• Data excerpts
┌────────

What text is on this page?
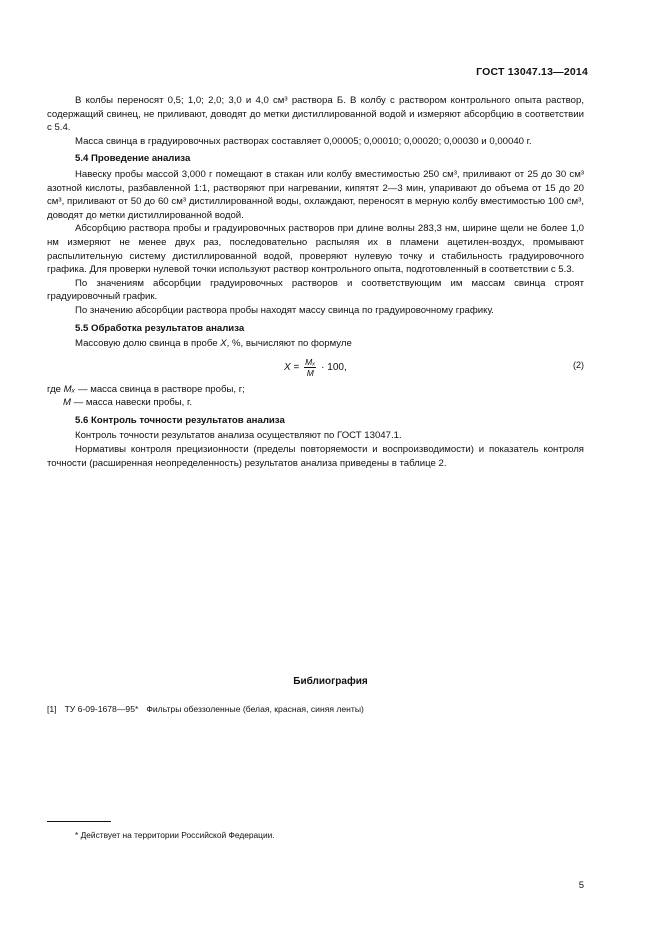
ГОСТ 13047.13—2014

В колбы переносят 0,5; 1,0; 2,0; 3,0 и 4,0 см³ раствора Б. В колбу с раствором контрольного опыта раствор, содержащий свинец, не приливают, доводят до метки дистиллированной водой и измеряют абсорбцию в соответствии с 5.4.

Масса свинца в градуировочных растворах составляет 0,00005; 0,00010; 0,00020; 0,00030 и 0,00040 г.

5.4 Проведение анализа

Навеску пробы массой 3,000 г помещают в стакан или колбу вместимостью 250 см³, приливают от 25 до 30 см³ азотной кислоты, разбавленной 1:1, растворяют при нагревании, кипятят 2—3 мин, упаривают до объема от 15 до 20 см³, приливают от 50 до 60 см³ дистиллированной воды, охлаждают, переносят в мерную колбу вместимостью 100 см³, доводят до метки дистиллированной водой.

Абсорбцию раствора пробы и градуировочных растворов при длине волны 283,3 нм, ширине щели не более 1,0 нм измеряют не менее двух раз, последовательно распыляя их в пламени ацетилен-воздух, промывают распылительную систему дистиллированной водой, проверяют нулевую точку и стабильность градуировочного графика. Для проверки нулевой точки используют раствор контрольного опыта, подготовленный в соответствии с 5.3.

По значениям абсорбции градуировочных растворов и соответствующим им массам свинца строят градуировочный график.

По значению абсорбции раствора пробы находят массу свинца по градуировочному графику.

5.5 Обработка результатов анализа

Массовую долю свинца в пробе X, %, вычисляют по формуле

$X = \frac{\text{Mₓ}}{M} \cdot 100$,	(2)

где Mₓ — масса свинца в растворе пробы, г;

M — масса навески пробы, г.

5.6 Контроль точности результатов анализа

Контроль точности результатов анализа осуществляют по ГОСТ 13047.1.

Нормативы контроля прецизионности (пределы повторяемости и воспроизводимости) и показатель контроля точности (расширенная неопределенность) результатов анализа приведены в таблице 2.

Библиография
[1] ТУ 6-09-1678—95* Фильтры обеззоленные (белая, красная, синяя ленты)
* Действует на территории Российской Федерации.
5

└────────

• Given task
Leave out the pictures and copy every record above exactly.

• Correct answer
What text is on this page?
ГОСТ 13047.13—2014

В колбы переносят 0,5; 1,0; 2,0; 3,0 и 4,0 см³ раствора Б. В колбу с раствором контрольного опыта раствор, содержащий свинец, не приливают, доводят до метки дистиллированной водой и измеряют абсорбцию в соответствии с 5.4.

Масса свинца в градуировочных растворах составляет 0,00005; 0,00010; 0,00020; 0,00030 и 0,00040 г.

5.4 Проведение анализа

Навеску пробы массой 3,000 г помещают в стакан или колбу вместимостью 250 см³, приливают от 25 до 30 см³ азотной кислоты, разбавленной 1:1, растворяют при нагревании, кипятят 2—3 мин, упаривают до объема от 15 до 20 см³, приливают от 50 до 60 см³ дистиллированной воды, охлаждают, переносят в мерную колбу вместимостью 100 см³, доводят до метки дистиллированной водой.

Абсорбцию раствора пробы и градуировочных растворов при длине волны 283,3 нм, ширине щели не более 1,0 нм измеряют не менее двух раз, последовательно распыляя их в пламени ацетилен-воздух, промывают распылительную систему дистиллированной водой, проверяют нулевую точку и стабильность градуировочного графика. Для проверки нулевой точки используют раствор контрольного опыта, подготовленный в соответствии с 5.3.

По значениям абсорбции градуировочных растворов и соответствующим им массам свинца строят градуировочный график.

По значению абсорбции раствора пробы находят массу свинца по градуировочному графику.

5.5 Обработка результатов анализа

Массовую долю свинца в пробе X, %, вычисляют по формуле

$X = \frac{\text{Mₓ}}{M} \cdot 100$,	(2)

где Mₓ — масса свинца в растворе пробы, г;

M — масса навески пробы, г.

5.6 Контроль точности результатов анализа

Контроль точности результатов анализа осуществляют по ГОСТ 13047.1.

Нормативы контроля прецизионности (пределы повторяемости и воспроизводимости) и показатель контроля точности (расширенная неопределенность) результатов анализа приведены в таблице 2.

Библиография
[1] ТУ 6-09-1678—95* Фильтры обеззоленные (белая, красная, синяя ленты)
* Действует на территории Российской Федерации.
5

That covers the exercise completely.